_TASK INPUTS_:
:::::

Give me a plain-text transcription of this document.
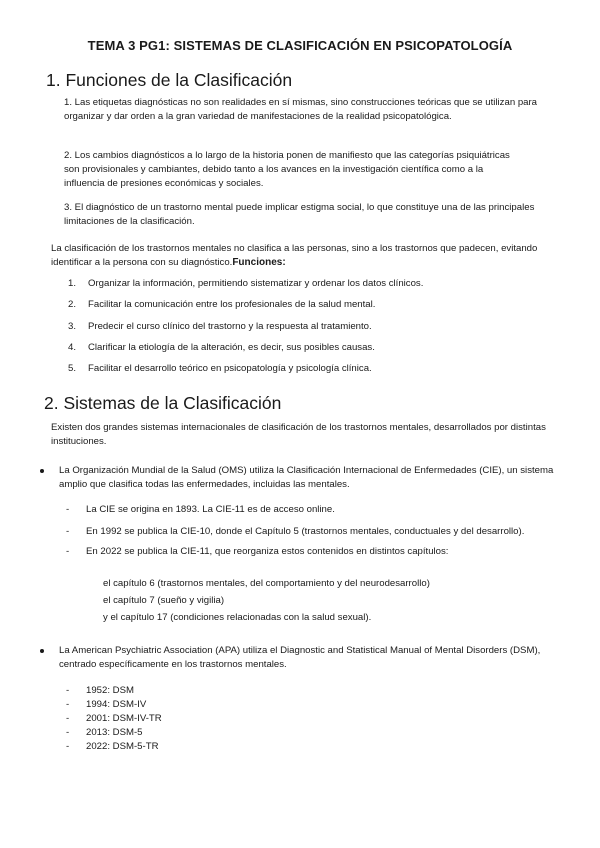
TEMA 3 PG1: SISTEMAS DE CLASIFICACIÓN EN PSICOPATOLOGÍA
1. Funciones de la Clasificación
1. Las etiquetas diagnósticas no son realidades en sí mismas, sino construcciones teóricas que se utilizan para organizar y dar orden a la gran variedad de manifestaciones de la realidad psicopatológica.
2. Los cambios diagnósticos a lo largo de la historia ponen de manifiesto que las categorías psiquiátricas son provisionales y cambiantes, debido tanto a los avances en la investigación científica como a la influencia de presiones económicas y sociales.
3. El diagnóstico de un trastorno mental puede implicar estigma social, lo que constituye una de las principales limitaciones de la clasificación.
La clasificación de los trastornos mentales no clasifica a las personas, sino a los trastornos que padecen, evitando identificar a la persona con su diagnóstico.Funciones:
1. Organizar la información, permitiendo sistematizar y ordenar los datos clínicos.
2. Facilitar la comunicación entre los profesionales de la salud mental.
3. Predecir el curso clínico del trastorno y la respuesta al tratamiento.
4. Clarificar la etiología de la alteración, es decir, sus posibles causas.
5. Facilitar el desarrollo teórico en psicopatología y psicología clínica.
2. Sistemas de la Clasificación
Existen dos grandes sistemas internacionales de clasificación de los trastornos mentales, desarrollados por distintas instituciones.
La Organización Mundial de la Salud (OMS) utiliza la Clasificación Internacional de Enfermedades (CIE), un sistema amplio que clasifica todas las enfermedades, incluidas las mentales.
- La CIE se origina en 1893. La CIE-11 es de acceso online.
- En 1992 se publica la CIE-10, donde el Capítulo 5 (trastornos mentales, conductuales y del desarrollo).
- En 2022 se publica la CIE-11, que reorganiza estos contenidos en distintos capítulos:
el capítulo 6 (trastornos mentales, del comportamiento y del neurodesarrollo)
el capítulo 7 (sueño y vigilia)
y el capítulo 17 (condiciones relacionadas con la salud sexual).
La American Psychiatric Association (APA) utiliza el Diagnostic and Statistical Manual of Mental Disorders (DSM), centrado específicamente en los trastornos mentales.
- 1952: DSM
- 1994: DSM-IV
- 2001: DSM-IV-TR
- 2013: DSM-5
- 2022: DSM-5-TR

:::::

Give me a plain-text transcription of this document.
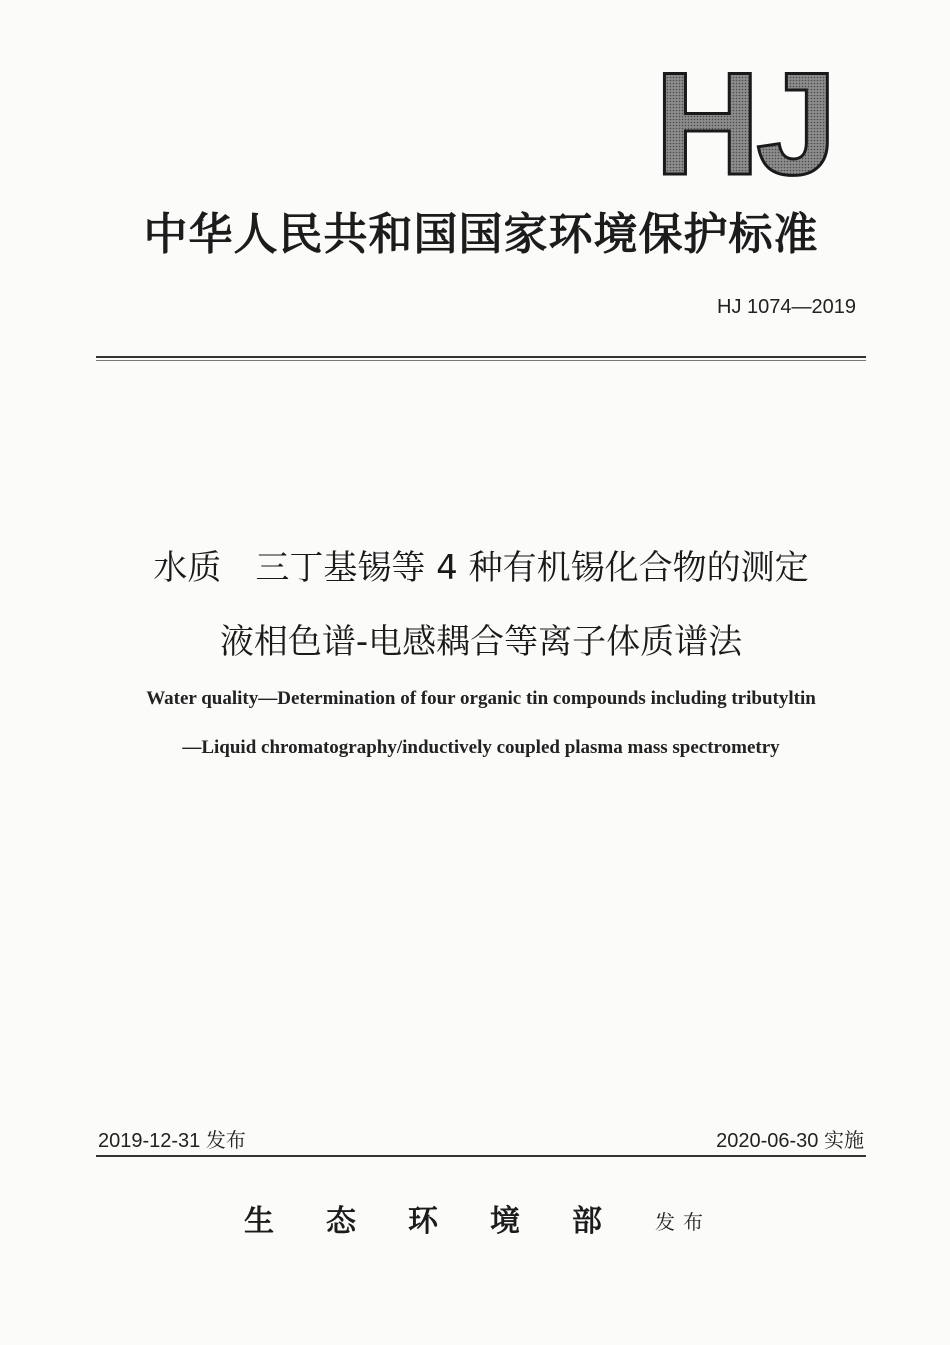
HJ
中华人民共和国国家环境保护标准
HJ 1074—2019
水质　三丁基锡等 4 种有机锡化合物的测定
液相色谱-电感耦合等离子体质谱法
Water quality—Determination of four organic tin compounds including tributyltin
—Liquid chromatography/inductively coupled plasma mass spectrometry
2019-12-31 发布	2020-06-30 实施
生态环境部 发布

:::::

_WHAT THIS TASK INVOLVES_:
Collect the complete line wherever the string "sino" appears in the records.

_SOLUTION TO THIS EXERCISE_:
1. Las etiquetas diagnósticas no son realidades en sí mismas, sino construcciones teóricas que se utilizan para organizar y dar orden a la gran variedad de manifestaciones de la realidad psicopatológica.
La clasificación de los trastornos mentales no clasifica a las personas, sino a los trastornos que padecen, evitando identificar a la persona con su diagnóstico.Funciones:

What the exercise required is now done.